● Given exercise:
Report the number of lines in these entries that contain "page". Write only the number.

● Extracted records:
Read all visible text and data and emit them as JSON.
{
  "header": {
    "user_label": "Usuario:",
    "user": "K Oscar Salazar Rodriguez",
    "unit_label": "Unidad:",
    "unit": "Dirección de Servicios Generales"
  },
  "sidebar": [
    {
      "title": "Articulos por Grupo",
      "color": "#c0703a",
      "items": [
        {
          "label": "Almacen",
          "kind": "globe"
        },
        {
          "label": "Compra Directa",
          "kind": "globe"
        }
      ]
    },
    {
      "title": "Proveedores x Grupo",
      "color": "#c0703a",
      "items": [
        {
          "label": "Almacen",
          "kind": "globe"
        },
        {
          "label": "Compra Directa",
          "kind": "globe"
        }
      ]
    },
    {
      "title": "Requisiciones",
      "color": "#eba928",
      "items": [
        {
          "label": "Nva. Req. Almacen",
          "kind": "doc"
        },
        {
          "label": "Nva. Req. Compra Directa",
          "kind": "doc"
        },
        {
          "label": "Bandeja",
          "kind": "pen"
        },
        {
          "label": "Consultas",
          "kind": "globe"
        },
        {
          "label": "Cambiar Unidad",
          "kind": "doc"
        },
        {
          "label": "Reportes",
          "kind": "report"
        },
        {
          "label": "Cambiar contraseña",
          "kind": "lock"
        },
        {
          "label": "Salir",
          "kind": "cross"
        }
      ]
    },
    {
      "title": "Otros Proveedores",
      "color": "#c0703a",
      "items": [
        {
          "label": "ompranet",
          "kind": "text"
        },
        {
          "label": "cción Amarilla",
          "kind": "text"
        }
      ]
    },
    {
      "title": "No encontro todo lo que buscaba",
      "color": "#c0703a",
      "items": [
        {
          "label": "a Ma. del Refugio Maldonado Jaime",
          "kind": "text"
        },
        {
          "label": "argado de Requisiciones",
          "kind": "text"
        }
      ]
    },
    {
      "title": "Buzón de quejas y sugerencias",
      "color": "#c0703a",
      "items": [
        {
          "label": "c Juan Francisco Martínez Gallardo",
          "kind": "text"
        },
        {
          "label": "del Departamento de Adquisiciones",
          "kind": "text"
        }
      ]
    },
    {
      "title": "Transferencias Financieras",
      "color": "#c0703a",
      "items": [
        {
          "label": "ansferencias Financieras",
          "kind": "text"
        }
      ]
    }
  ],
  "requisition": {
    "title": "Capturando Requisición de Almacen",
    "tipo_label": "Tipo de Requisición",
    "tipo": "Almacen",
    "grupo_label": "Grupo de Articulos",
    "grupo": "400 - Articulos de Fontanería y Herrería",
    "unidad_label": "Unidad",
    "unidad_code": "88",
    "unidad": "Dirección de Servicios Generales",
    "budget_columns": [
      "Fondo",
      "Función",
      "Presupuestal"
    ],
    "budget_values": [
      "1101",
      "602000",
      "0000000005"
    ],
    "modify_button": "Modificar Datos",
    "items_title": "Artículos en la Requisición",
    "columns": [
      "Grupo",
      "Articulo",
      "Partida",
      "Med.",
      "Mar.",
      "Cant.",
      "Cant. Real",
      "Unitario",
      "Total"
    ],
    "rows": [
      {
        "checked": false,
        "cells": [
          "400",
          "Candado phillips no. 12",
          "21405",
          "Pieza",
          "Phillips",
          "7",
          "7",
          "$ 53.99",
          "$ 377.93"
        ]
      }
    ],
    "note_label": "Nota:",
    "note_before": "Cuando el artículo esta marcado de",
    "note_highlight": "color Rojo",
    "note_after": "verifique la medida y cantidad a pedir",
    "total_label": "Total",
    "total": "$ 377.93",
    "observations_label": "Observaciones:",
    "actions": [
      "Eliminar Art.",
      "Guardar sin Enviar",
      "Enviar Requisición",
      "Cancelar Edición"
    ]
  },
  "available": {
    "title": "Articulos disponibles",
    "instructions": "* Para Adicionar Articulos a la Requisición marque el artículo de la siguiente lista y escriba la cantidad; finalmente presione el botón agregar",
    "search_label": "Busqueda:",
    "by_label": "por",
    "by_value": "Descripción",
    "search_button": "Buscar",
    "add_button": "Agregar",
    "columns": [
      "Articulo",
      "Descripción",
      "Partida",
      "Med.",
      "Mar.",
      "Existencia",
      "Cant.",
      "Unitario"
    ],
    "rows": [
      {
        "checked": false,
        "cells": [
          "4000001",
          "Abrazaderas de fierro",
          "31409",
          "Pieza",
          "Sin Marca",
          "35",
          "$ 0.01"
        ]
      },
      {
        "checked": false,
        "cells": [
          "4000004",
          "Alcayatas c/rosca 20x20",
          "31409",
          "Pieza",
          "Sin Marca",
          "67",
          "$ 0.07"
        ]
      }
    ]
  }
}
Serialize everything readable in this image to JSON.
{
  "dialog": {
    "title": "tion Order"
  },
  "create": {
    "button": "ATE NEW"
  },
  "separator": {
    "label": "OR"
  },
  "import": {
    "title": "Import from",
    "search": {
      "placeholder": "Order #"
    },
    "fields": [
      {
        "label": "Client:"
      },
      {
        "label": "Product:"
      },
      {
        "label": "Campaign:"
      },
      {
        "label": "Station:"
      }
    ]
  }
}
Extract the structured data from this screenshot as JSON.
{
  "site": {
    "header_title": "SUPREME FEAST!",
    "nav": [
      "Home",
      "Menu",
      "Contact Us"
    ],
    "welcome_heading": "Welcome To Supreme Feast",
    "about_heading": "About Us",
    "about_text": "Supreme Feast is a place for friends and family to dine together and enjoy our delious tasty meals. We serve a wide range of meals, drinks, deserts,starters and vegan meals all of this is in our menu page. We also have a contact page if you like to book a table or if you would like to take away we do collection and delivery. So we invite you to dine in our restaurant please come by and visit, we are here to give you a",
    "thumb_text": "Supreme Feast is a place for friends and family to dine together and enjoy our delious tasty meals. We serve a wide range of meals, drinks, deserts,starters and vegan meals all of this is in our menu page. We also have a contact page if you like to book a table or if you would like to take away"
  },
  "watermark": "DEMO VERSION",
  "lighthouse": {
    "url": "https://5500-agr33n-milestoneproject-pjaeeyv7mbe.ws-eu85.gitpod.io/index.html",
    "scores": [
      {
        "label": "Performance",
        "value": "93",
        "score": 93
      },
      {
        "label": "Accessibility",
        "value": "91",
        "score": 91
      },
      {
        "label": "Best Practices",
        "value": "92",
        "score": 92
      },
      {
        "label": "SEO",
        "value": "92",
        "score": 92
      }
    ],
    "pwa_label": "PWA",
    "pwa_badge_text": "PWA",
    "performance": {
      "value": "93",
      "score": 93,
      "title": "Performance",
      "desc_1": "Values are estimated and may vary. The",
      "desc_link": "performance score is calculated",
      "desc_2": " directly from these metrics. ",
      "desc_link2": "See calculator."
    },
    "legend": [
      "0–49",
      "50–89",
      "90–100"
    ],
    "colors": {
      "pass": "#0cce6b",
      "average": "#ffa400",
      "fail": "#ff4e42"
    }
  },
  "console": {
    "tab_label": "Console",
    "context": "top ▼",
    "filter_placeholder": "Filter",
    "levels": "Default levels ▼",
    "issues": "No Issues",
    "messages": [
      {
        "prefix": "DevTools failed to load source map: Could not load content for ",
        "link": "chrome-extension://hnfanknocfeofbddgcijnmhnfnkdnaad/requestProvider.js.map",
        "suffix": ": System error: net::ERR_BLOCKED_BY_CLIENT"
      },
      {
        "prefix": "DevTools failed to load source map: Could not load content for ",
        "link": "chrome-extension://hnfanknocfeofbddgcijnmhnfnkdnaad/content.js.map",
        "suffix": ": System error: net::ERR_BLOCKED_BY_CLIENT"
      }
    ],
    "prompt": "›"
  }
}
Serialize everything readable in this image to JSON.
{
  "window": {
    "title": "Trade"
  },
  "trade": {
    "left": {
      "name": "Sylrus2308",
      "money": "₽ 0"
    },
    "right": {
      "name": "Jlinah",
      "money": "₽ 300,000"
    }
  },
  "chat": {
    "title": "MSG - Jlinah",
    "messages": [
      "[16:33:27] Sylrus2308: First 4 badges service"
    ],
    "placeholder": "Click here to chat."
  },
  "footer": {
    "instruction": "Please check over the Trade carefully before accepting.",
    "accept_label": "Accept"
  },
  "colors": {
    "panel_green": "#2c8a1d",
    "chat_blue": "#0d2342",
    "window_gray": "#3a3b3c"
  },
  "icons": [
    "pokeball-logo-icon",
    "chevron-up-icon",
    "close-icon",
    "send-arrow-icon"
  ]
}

● The completed task:
2